- [Available data]
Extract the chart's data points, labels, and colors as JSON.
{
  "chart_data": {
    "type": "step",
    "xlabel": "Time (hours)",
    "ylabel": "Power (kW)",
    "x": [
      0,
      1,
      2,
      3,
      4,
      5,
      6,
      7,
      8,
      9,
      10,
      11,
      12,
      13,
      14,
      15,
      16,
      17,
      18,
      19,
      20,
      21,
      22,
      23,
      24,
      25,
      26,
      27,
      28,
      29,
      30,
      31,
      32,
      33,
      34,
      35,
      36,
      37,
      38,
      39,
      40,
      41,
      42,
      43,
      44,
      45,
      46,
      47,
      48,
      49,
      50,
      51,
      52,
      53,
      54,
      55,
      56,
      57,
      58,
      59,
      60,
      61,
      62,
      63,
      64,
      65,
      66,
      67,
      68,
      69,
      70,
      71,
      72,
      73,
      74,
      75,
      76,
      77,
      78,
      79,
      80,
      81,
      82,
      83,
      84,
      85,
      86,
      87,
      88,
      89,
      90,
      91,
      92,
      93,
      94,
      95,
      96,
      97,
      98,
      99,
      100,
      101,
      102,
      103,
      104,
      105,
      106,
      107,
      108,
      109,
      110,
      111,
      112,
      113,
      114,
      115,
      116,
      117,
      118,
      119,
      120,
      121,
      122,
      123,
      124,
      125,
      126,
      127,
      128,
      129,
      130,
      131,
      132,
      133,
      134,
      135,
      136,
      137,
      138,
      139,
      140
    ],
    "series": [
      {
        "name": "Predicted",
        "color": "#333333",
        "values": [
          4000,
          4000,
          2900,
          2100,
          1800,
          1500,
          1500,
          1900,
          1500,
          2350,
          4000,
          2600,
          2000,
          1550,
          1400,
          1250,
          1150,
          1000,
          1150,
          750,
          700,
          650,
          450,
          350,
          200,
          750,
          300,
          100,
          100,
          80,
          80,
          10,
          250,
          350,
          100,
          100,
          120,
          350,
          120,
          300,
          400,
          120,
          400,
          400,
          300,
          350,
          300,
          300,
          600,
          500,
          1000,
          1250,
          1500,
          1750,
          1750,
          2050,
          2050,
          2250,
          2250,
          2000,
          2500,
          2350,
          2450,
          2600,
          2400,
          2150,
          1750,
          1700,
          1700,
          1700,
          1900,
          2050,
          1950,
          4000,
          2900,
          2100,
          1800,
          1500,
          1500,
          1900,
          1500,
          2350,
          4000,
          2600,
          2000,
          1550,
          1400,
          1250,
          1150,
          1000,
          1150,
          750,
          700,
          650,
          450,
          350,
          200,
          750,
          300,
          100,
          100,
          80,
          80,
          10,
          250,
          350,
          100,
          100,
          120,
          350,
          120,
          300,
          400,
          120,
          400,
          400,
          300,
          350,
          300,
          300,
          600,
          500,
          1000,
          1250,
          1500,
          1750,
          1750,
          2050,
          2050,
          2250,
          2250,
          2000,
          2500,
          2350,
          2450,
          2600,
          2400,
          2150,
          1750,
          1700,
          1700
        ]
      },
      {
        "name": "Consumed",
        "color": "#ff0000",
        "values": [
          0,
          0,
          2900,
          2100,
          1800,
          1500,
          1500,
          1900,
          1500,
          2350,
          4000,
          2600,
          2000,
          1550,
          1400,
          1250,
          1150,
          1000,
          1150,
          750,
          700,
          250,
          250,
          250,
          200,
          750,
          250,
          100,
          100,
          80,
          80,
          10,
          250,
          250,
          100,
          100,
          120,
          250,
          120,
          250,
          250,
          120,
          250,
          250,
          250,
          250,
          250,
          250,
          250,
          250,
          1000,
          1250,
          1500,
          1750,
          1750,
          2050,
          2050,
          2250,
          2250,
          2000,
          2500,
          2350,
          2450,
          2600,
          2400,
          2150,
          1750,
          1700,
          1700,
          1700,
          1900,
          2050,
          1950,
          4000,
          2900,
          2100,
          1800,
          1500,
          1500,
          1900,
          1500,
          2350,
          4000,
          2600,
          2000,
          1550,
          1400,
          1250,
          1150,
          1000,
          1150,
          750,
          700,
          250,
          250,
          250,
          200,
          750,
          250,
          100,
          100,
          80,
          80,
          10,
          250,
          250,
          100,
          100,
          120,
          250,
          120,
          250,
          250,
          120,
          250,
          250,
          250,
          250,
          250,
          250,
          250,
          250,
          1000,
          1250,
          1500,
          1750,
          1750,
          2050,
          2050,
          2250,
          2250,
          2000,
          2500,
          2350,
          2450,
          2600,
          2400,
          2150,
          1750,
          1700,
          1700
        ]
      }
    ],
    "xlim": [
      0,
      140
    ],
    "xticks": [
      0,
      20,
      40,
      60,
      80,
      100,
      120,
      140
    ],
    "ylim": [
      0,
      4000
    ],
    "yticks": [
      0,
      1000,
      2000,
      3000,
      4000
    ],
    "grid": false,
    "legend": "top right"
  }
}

- [To do] Please return the data above exactly as given.

- [Exercise solution]
Extract the chart's data points, labels, and colors as JSON.
{
  "chart_data": {
    "type": "step",
    "xlabel": "Time (hours)",
    "ylabel": "Power (kW)",
    "x": [
      0,
      1,
      2,
      3,
      4,
      5,
      6,
      7,
      8,
      9,
      10,
      11,
      12,
      13,
      14,
      15,
      16,
      17,
      18,
      19,
      20,
      21,
      22,
      23,
      24,
      25,
      26,
      27,
      28,
      29,
      30,
      31,
      32,
      33,
      34,
      35,
      36,
      37,
      38,
      39,
      40,
      41,
      42,
      43,
      44,
      45,
      46,
      47,
      48,
      49,
      50,
      51,
      52,
      53,
      54,
      55,
      56,
      57,
      58,
      59,
      60,
      61,
      62,
      63,
      64,
      65,
      66,
      67,
      68,
      69,
      70,
      71,
      72,
      73,
      74,
      75,
      76,
      77,
      78,
      79,
      80,
      81,
      82,
      83,
      84,
      85,
      86,
      87,
      88,
      89,
      90,
      91,
      92,
      93,
      94,
      95,
      96,
      97,
      98,
      99,
      100,
      101,
      102,
      103,
      104,
      105,
      106,
      107,
      108,
      109,
      110,
      111,
      112,
      113,
      114,
      115,
      116,
      117,
      118,
      119,
      120,
      121,
      122,
      123,
      124,
      125,
      126,
      127,
      128,
      129,
      130,
      131,
      132,
      133,
      134,
      135,
      136,
      137,
      138,
      139,
      140
    ],
    "series": [
      {
        "name": "Predicted",
        "color": "#333333",
        "values": [
          4000,
          4000,
          2900,
          2100,
          1800,
          1500,
          1500,
          1900,
          1500,
          2350,
          4000,
          2600,
          2000,
          1550,
          1400,
          1250,
          1150,
          1000,
          1150,
          750,
          700,
          650,
          450,
          350,
          200,
          750,
          300,
          100,
          100,
          80,
          80,
          10,
          250,
          350,
          100,
          100,
          120,
          350,
          120,
          300,
          400,
          120,
          400,
          400,
          300,
          350,
          300,
          300,
          600,
          500,
          1000,
          1250,
          1500,
          1750,
          1750,
          2050,
          2050,
          2250,
          2250,
          2000,
          2500,
          2350,
          2450,
          2600,
          2400,
          2150,
          1750,
          1700,
          1700,
          1700,
          1900,
          2050,
          1950,
          4000,
          2900,
          2100,
          1800,
          1500,
          1500,
          1900,
          1500,
          2350,
          4000,
          2600,
          2000,
          1550,
          1400,
          1250,
          1150,
          1000,
          1150,
          750,
          700,
          650,
          450,
          350,
          200,
          750,
          300,
          100,
          100,
          80,
          80,
          10,
          250,
          350,
          100,
          100,
          120,
          350,
          120,
          300,
          400,
          120,
          400,
          400,
          300,
          350,
          300,
          300,
          600,
          500,
          1000,
          1250,
          1500,
          1750,
          1750,
          2050,
          2050,
          2250,
          2250,
          2000,
          2500,
          2350,
          2450,
          2600,
          2400,
          2150,
          1750,
          1700,
          1700
        ]
      },
      {
        "name": "Consumed",
        "color": "#ff0000",
        "values": [
          0,
          0,
          2900,
          2100,
          1800,
          1500,
          1500,
          1900,
          1500,
          2350,
          4000,
          2600,
          2000,
          1550,
          1400,
          1250,
          1150,
          1000,
          1150,
          750,
          700,
          250,
          250,
          250,
          200,
          750,
          250,
          100,
          100,
          80,
          80,
          10,
          250,
          250,
          100,
          100,
          120,
          250,
          120,
          250,
          250,
          120,
          250,
          250,
          250,
          250,
          250,
          250,
          250,
          250,
          1000,
          1250,
          1500,
          1750,
          1750,
          2050,
          2050,
          2250,
          2250,
          2000,
          2500,
          2350,
          2450,
          2600,
          2400,
          2150,
          1750,
          1700,
          1700,
          1700,
          1900,
          2050,
          1950,
          4000,
          2900,
          2100,
          1800,
          1500,
          1500,
          1900,
          1500,
          2350,
          4000,
          2600,
          2000,
          1550,
          1400,
          1250,
          1150,
          1000,
          1150,
          750,
          700,
          250,
          250,
          250,
          200,
          750,
          250,
          100,
          100,
          80,
          80,
          10,
          250,
          250,
          100,
          100,
          120,
          250,
          120,
          250,
          250,
          120,
          250,
          250,
          250,
          250,
          250,
          250,
          250,
          250,
          1000,
          1250,
          1500,
          1750,
          1750,
          2050,
          2050,
          2250,
          2250,
          2000,
          2500,
          2350,
          2450,
          2600,
          2400,
          2150,
          1750,
          1700,
          1700
        ]
      }
    ],
    "xlim": [
      0,
      140
    ],
    "xticks": [
      0,
      20,
      40,
      60,
      80,
      100,
      120,
      140
    ],
    "ylim": [
      0,
      4000
    ],
    "yticks": [
      0,
      1000,
      2000,
      3000,
      4000
    ],
    "grid": false,
    "legend": "top right"
  }
}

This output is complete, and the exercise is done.